### MATERIALS PROVIDED
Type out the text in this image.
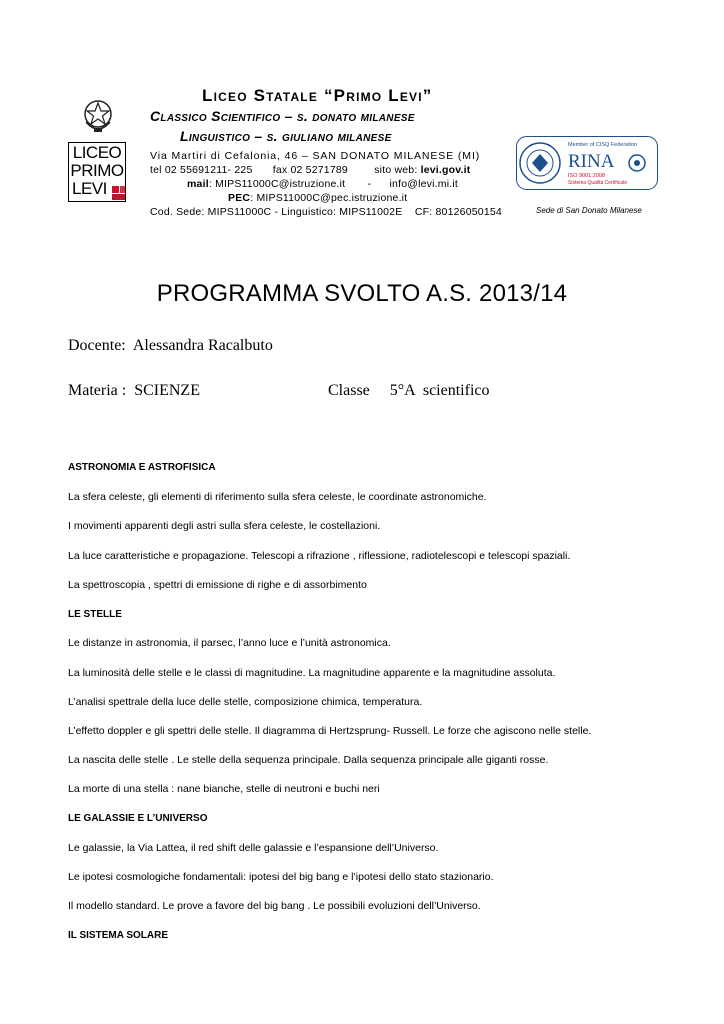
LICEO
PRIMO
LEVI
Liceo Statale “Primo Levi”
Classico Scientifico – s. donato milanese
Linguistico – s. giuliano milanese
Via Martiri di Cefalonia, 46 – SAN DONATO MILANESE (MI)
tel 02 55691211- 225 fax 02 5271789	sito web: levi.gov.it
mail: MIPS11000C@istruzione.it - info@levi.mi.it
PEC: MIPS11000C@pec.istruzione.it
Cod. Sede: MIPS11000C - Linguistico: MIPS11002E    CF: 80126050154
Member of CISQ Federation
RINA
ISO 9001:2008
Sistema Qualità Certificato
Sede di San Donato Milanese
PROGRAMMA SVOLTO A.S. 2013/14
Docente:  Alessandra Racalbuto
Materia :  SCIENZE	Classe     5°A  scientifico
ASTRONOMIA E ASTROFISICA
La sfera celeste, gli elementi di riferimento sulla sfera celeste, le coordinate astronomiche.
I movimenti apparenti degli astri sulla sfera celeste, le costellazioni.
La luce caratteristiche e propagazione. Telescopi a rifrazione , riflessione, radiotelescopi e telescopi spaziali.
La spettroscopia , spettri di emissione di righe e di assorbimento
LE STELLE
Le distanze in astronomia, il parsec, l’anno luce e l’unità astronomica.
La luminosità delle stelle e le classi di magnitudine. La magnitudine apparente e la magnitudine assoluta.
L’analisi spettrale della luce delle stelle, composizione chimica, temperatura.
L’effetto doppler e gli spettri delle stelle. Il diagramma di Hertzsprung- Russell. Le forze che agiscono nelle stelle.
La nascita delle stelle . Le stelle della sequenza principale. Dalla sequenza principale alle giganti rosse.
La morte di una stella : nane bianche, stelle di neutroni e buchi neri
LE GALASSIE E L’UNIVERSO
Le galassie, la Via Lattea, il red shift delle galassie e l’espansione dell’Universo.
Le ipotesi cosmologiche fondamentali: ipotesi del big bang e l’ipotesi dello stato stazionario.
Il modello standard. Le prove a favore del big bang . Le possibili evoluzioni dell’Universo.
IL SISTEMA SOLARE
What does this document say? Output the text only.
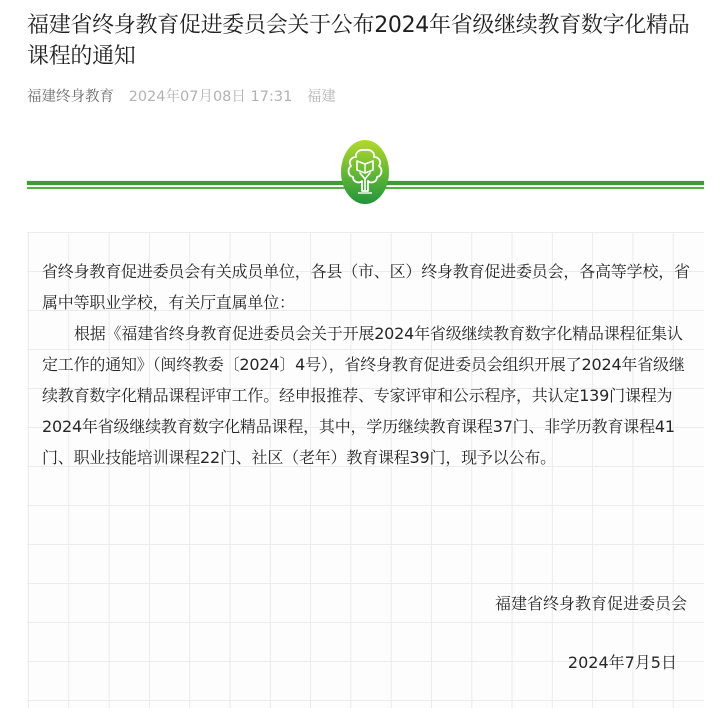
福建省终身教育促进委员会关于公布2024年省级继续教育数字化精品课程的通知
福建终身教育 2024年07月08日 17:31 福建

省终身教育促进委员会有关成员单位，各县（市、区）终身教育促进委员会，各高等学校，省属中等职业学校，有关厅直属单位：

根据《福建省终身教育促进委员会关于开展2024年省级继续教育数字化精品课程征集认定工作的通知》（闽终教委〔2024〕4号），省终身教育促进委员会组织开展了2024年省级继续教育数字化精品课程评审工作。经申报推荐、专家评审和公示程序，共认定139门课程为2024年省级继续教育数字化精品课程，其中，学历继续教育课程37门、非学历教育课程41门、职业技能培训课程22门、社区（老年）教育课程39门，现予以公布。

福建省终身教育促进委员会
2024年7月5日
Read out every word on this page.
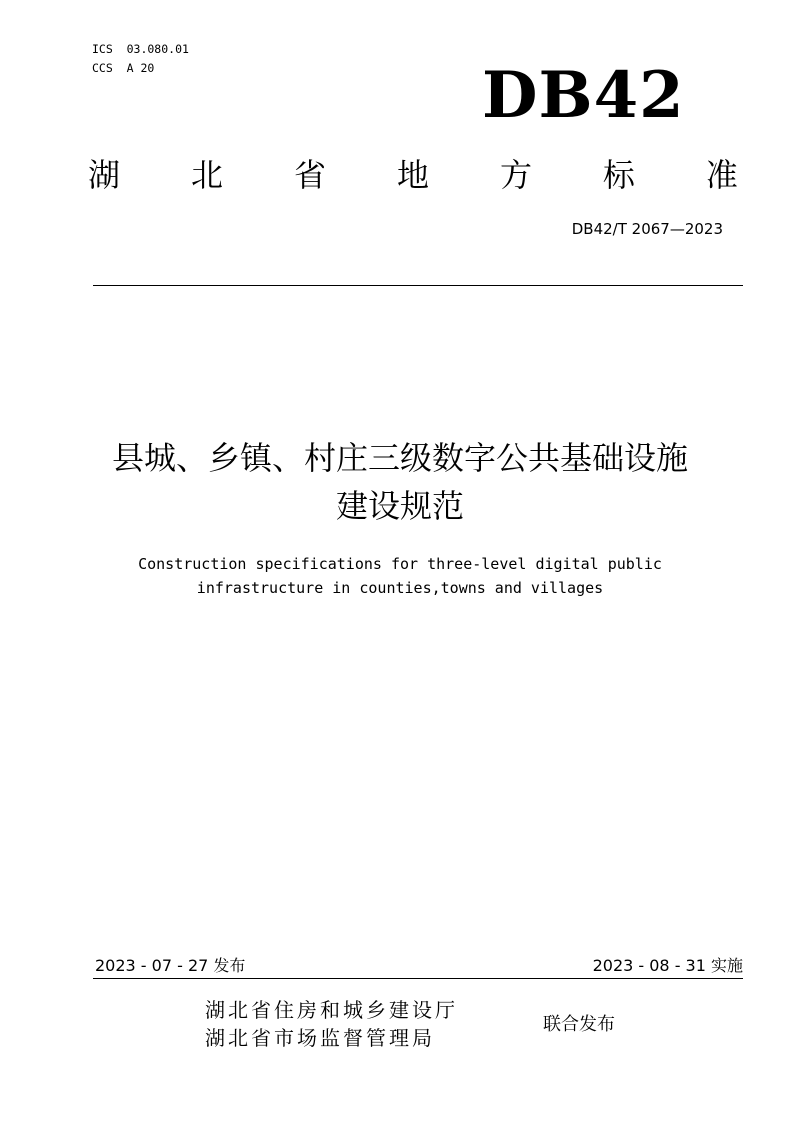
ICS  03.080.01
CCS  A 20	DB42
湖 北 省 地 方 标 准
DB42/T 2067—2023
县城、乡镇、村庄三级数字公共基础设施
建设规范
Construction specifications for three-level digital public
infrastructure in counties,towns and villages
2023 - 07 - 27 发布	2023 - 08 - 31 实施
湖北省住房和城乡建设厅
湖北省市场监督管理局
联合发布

### SHORT EXERCISE
From the entries above, output every line exactly and omit any image.

### OUTPUT
Type out the text in this image.
LICEO
PRIMO
LEVI
Liceo Statale “Primo Levi”
Classico Scientifico – s. donato milanese
Linguistico – s. giuliano milanese
Via Martiri di Cefalonia, 46 – SAN DONATO MILANESE (MI)
tel 02 55691211- 225 fax 02 5271789	sito web: levi.gov.it
mail: MIPS11000C@istruzione.it - info@levi.mi.it
PEC: MIPS11000C@pec.istruzione.it
Cod. Sede: MIPS11000C - Linguistico: MIPS11002E    CF: 80126050154
Member of CISQ Federation
RINA
ISO 9001:2008
Sistema Qualità Certificato
Sede di San Donato Milanese
PROGRAMMA SVOLTO A.S. 2013/14
Docente:  Alessandra Racalbuto
Materia :  SCIENZE	Classe     5°A  scientifico
ASTRONOMIA E ASTROFISICA
La sfera celeste, gli elementi di riferimento sulla sfera celeste, le coordinate astronomiche.
I movimenti apparenti degli astri sulla sfera celeste, le costellazioni.
La luce caratteristiche e propagazione. Telescopi a rifrazione , riflessione, radiotelescopi e telescopi spaziali.
La spettroscopia , spettri di emissione di righe e di assorbimento
LE STELLE
Le distanze in astronomia, il parsec, l’anno luce e l’unità astronomica.
La luminosità delle stelle e le classi di magnitudine. La magnitudine apparente e la magnitudine assoluta.
L’analisi spettrale della luce delle stelle, composizione chimica, temperatura.
L’effetto doppler e gli spettri delle stelle. Il diagramma di Hertzsprung- Russell. Le forze che agiscono nelle stelle.
La nascita delle stelle . Le stelle della sequenza principale. Dalla sequenza principale alle giganti rosse.
La morte di una stella : nane bianche, stelle di neutroni e buchi neri
LE GALASSIE E L’UNIVERSO
Le galassie, la Via Lattea, il red shift delle galassie e l’espansione dell’Universo.
Le ipotesi cosmologiche fondamentali: ipotesi del big bang e l’ipotesi dello stato stazionario.
Il modello standard. Le prove a favore del big bang . Le possibili evoluzioni dell’Universo.
IL SISTEMA SOLARE
What does this document say? Output the text only.
福建省终身教育促进委员会关于公布2024年省级继续教育数字化精品课程的通知
福建终身教育 2024年07月08日 17:31 福建

省终身教育促进委员会有关成员单位，各县（市、区）终身教育促进委员会，各高等学校，省属中等职业学校，有关厅直属单位：

根据《福建省终身教育促进委员会关于开展2024年省级继续教育数字化精品课程征集认定工作的通知》（闽终教委〔2024〕4号），省终身教育促进委员会组织开展了2024年省级继续教育数字化精品课程评审工作。经申报推荐、专家评审和公示程序，共认定139门课程为2024年省级继续教育数字化精品课程，其中，学历继续教育课程37门、非学历教育课程41门、职业技能培训课程22门、社区（老年）教育课程39门，现予以公布。

福建省终身教育促进委员会
2024年7月5日
Read out every word on this page.
ICS  03.080.01
CCS  A 20	DB42
湖 北 省 地 方 标 准
DB42/T 2067—2023
县城、乡镇、村庄三级数字公共基础设施
建设规范
Construction specifications for three-level digital public
infrastructure in counties,towns and villages
2023 - 07 - 27 发布	2023 - 08 - 31 实施
湖北省住房和城乡建设厅
湖北省市场监督管理局
联合发布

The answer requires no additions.